## Problem to work on
The records below are to be repeated in full, exactly as they are.

## Data provided
(begin)
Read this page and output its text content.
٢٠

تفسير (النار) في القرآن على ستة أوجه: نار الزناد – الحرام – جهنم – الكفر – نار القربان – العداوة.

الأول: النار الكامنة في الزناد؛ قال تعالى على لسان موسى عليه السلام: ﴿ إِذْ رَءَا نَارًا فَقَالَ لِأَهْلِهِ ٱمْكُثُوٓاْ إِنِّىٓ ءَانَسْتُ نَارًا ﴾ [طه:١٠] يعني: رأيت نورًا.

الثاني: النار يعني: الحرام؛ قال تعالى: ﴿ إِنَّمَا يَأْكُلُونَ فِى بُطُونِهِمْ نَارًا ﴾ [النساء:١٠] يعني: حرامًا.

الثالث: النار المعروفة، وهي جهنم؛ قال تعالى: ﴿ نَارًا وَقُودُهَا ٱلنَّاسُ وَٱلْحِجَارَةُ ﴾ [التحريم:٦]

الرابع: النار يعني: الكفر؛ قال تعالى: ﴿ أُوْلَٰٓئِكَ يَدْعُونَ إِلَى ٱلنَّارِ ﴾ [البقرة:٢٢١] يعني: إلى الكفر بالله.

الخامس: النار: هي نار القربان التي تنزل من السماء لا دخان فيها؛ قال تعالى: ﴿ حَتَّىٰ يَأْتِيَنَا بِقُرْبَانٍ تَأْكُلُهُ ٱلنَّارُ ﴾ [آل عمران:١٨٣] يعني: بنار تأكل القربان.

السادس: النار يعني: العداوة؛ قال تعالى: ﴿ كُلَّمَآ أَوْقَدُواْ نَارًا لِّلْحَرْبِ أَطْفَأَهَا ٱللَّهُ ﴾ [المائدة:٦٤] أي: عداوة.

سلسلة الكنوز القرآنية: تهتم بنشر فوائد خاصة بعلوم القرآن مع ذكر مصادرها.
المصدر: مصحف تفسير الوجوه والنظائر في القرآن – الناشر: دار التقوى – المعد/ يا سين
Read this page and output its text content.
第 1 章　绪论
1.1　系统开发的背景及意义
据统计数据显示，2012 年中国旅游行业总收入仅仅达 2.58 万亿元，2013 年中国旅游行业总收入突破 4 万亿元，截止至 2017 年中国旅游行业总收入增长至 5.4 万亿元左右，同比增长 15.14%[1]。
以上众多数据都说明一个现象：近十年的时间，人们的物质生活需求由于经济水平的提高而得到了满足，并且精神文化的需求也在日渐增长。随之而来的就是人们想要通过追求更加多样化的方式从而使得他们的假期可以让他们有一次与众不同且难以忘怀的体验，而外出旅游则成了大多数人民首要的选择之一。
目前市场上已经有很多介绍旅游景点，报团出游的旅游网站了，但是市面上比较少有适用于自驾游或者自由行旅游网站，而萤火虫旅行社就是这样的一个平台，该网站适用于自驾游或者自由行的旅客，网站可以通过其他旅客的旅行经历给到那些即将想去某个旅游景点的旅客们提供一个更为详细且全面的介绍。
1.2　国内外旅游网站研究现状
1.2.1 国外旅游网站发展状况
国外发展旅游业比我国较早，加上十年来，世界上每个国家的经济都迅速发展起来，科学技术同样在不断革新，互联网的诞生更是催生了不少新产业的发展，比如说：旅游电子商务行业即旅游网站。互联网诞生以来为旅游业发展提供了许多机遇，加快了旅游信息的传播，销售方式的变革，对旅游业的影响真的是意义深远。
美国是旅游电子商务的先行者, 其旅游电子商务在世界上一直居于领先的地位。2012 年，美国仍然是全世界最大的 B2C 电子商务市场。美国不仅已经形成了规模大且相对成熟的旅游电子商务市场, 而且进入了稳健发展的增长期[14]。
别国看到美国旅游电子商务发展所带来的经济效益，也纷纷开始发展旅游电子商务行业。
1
(end)
## Response below
Read this page and output its text content.
٢٠

تفسير (النار) في القرآن على ستة أوجه: نار الزناد – الحرام – جهنم – الكفر – نار القربان – العداوة.

الأول: النار الكامنة في الزناد؛ قال تعالى على لسان موسى عليه السلام: ﴿ إِذْ رَءَا نَارًا فَقَالَ لِأَهْلِهِ ٱمْكُثُوٓاْ إِنِّىٓ ءَانَسْتُ نَارًا ﴾ [طه:١٠] يعني: رأيت نورًا.

الثاني: النار يعني: الحرام؛ قال تعالى: ﴿ إِنَّمَا يَأْكُلُونَ فِى بُطُونِهِمْ نَارًا ﴾ [النساء:١٠] يعني: حرامًا.

الثالث: النار المعروفة، وهي جهنم؛ قال تعالى: ﴿ نَارًا وَقُودُهَا ٱلنَّاسُ وَٱلْحِجَارَةُ ﴾ [التحريم:٦]

الرابع: النار يعني: الكفر؛ قال تعالى: ﴿ أُوْلَٰٓئِكَ يَدْعُونَ إِلَى ٱلنَّارِ ﴾ [البقرة:٢٢١] يعني: إلى الكفر بالله.

الخامس: النار: هي نار القربان التي تنزل من السماء لا دخان فيها؛ قال تعالى: ﴿ حَتَّىٰ يَأْتِيَنَا بِقُرْبَانٍ تَأْكُلُهُ ٱلنَّارُ ﴾ [آل عمران:١٨٣] يعني: بنار تأكل القربان.

السادس: النار يعني: العداوة؛ قال تعالى: ﴿ كُلَّمَآ أَوْقَدُواْ نَارًا لِّلْحَرْبِ أَطْفَأَهَا ٱللَّهُ ﴾ [المائدة:٦٤] أي: عداوة.

سلسلة الكنوز القرآنية: تهتم بنشر فوائد خاصة بعلوم القرآن مع ذكر مصادرها.
المصدر: مصحف تفسير الوجوه والنظائر في القرآن – الناشر: دار التقوى – المعد/ يا سين
Read this page and output its text content.
第 1 章　绪论
1.1　系统开发的背景及意义
据统计数据显示，2012 年中国旅游行业总收入仅仅达 2.58 万亿元，2013 年中国旅游行业总收入突破 4 万亿元，截止至 2017 年中国旅游行业总收入增长至 5.4 万亿元左右，同比增长 15.14%[1]。
以上众多数据都说明一个现象：近十年的时间，人们的物质生活需求由于经济水平的提高而得到了满足，并且精神文化的需求也在日渐增长。随之而来的就是人们想要通过追求更加多样化的方式从而使得他们的假期可以让他们有一次与众不同且难以忘怀的体验，而外出旅游则成了大多数人民首要的选择之一。
目前市场上已经有很多介绍旅游景点，报团出游的旅游网站了，但是市面上比较少有适用于自驾游或者自由行旅游网站，而萤火虫旅行社就是这样的一个平台，该网站适用于自驾游或者自由行的旅客，网站可以通过其他旅客的旅行经历给到那些即将想去某个旅游景点的旅客们提供一个更为详细且全面的介绍。
1.2　国内外旅游网站研究现状
1.2.1 国外旅游网站发展状况
国外发展旅游业比我国较早，加上十年来，世界上每个国家的经济都迅速发展起来，科学技术同样在不断革新，互联网的诞生更是催生了不少新产业的发展，比如说：旅游电子商务行业即旅游网站。互联网诞生以来为旅游业发展提供了许多机遇，加快了旅游信息的传播，销售方式的变革，对旅游业的影响真的是意义深远。
美国是旅游电子商务的先行者, 其旅游电子商务在世界上一直居于领先的地位。2012 年，美国仍然是全世界最大的 B2C 电子商务市场。美国不仅已经形成了规模大且相对成熟的旅游电子商务市场, 而且进入了稳健发展的增长期[14]。
别国看到美国旅游电子商务发展所带来的经济效益，也纷纷开始发展旅游电子商务行业。
1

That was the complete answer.